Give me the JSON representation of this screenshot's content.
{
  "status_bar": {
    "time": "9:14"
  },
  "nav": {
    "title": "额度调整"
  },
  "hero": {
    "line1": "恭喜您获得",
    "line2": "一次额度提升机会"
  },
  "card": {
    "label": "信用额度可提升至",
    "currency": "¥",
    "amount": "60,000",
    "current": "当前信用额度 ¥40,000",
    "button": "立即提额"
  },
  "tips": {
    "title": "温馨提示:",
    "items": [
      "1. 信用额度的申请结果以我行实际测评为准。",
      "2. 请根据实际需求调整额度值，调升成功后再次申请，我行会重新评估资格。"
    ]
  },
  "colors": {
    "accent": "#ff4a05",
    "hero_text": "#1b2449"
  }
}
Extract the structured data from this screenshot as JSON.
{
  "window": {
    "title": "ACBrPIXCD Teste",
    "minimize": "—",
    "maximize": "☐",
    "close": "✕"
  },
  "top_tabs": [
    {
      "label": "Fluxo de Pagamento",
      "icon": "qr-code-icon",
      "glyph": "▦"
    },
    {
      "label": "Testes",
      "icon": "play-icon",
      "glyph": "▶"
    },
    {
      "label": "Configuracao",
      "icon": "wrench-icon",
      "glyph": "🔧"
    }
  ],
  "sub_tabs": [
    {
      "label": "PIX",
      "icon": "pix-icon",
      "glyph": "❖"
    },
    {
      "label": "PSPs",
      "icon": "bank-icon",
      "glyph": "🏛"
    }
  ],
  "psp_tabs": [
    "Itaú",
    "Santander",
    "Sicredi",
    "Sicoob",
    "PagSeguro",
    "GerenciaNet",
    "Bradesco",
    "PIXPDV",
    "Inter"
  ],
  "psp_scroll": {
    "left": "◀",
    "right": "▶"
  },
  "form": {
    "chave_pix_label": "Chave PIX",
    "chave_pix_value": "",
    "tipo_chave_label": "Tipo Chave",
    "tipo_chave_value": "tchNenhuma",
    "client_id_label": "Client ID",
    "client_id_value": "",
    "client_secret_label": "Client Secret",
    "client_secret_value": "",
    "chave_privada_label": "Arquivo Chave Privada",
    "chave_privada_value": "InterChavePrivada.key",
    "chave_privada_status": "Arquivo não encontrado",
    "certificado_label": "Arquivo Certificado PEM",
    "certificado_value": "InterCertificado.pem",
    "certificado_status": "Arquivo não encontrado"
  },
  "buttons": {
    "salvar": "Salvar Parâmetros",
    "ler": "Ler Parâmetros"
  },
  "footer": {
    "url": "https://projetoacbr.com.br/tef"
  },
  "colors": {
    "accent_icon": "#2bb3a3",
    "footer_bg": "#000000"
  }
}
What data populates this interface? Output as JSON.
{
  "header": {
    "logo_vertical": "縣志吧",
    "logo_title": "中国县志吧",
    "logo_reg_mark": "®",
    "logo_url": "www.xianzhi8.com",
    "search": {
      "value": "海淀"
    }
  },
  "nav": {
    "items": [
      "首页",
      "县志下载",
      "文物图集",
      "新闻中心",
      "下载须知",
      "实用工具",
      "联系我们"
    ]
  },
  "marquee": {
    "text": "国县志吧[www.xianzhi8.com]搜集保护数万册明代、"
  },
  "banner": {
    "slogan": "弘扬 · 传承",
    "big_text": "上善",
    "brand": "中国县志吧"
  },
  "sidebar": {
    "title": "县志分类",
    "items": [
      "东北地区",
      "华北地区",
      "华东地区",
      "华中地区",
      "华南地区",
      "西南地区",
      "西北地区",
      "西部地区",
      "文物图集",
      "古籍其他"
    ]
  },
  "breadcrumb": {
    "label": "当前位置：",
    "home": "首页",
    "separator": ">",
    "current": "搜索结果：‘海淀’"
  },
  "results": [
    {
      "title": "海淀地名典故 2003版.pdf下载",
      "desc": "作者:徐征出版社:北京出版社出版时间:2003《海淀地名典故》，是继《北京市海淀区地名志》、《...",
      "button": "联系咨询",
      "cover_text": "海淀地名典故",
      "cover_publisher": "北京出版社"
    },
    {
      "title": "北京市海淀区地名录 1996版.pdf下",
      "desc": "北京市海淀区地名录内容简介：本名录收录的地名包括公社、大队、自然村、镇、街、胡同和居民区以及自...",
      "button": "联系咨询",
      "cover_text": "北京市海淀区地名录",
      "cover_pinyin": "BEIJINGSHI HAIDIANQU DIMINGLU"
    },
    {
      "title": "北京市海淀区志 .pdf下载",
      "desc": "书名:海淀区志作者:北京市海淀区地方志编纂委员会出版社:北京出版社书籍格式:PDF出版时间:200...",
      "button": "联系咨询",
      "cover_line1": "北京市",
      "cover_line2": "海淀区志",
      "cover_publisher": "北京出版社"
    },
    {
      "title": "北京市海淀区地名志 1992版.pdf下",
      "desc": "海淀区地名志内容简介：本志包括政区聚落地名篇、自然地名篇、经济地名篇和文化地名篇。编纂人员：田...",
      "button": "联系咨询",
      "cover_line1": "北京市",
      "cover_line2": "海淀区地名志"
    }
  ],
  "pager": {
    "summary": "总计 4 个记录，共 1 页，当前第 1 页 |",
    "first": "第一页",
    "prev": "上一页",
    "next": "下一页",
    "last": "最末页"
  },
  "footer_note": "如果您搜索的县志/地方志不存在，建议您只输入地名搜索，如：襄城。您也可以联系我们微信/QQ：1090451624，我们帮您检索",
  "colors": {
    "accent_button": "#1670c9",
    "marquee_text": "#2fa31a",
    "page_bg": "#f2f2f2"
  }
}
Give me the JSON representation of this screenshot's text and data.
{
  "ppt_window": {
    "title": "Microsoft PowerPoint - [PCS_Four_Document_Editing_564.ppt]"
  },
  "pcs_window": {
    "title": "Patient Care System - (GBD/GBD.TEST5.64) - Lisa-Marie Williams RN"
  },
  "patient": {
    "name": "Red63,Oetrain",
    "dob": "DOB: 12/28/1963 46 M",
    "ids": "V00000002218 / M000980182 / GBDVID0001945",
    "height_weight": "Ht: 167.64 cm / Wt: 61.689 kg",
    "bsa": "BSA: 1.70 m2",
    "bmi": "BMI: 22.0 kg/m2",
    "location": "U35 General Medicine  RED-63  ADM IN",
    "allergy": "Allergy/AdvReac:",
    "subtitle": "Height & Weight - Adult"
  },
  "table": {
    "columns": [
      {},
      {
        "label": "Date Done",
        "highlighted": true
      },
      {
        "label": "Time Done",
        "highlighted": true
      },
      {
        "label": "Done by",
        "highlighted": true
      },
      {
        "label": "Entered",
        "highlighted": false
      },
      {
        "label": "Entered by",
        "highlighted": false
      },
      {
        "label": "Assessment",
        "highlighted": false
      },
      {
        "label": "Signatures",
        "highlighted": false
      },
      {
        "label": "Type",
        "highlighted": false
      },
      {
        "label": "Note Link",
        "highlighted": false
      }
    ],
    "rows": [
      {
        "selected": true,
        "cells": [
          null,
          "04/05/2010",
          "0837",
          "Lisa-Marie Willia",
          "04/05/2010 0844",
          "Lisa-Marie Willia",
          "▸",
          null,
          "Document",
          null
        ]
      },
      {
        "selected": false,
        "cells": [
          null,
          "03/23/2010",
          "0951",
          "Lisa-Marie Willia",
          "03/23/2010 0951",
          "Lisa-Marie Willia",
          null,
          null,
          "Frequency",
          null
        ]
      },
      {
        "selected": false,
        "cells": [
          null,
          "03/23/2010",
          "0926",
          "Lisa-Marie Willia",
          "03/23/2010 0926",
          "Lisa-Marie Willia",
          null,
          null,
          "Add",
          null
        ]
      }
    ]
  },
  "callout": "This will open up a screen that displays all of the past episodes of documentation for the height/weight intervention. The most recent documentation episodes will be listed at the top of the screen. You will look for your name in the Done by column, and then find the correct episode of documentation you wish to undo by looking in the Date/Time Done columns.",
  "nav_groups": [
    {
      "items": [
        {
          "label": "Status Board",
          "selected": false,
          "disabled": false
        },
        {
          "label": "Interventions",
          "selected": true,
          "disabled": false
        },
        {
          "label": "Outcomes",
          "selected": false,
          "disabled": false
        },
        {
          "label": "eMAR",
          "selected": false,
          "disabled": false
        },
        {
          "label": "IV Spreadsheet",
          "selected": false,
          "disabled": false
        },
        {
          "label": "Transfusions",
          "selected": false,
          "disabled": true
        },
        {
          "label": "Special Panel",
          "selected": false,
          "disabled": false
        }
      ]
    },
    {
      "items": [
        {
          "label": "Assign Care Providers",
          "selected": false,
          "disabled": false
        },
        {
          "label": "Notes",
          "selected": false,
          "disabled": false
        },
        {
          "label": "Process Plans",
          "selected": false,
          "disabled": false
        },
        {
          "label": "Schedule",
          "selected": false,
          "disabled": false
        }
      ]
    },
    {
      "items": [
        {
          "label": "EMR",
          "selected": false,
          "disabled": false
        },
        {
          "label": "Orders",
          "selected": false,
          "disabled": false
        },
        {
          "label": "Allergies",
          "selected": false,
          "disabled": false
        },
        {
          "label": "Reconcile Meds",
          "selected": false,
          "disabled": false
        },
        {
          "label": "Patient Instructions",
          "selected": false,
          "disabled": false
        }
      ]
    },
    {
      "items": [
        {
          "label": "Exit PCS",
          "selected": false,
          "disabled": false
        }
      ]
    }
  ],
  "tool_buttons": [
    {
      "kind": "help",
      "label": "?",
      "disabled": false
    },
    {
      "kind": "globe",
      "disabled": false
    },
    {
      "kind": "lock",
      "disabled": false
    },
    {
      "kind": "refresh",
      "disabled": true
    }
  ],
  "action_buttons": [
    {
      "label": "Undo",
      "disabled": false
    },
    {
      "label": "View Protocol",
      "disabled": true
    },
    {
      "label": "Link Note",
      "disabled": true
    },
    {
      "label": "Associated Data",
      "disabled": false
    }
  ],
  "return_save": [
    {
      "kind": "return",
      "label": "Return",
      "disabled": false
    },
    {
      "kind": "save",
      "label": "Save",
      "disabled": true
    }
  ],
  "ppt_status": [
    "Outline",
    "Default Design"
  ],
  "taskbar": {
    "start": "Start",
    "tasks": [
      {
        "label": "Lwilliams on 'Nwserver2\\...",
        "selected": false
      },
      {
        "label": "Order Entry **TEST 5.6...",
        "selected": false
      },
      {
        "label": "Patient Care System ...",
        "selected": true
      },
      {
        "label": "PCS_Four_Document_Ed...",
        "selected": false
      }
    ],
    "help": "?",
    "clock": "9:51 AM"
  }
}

▶ **INSTRUCTIONS TO FOLLOW**
Only the number is wanted: count the lines of the records that hold the word "Done".

▶ **ANSWER FOR THE TASK**
4